## Given exercise
Identify all lines in the listing that include the word "this", and copy them out.

## Dataset
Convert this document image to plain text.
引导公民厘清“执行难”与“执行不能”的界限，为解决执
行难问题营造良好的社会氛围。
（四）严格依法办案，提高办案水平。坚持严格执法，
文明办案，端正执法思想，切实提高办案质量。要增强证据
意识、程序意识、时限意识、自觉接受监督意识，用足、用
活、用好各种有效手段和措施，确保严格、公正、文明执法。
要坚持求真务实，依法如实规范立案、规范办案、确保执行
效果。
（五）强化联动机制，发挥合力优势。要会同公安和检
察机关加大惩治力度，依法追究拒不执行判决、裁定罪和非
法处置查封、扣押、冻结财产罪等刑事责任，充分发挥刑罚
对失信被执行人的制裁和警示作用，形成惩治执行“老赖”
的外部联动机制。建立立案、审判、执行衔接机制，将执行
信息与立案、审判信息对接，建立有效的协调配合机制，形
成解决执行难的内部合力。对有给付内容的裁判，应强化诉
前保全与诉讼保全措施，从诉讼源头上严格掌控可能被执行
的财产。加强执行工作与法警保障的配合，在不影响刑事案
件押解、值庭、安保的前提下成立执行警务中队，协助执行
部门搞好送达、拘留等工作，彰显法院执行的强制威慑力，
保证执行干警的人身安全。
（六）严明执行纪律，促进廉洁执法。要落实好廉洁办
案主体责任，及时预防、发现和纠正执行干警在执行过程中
==
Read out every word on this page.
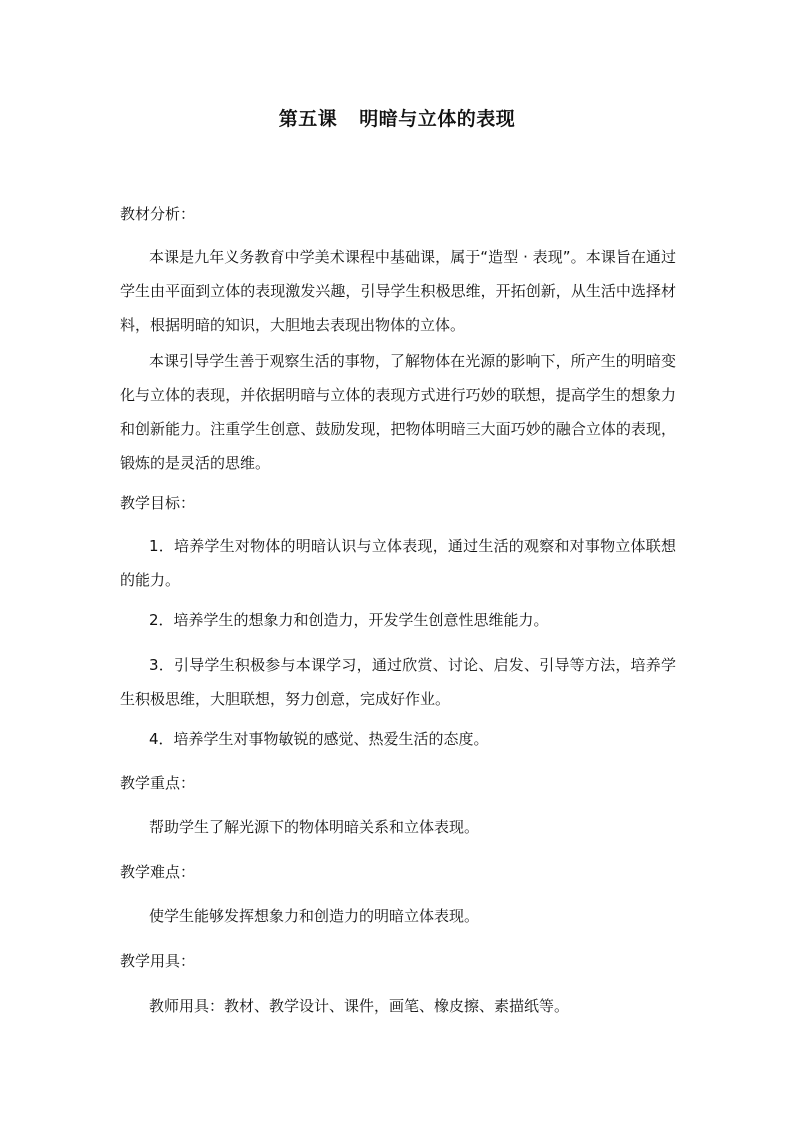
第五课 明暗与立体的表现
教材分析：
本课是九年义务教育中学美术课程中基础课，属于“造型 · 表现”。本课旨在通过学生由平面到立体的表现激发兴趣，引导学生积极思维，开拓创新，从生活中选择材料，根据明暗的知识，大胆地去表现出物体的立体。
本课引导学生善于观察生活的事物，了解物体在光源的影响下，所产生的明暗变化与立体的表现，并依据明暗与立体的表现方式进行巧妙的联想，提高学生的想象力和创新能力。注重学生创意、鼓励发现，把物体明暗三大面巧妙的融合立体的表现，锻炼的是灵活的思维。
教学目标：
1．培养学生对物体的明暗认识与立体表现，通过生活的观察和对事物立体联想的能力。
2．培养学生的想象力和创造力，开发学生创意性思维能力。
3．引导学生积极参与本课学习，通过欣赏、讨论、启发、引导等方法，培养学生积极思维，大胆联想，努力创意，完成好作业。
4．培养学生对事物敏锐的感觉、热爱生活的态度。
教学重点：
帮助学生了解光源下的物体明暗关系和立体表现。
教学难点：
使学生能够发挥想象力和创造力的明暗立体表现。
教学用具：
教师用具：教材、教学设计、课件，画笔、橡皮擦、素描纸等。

## Expected answer
Convert this document image to plain text.
Read out every word on this page.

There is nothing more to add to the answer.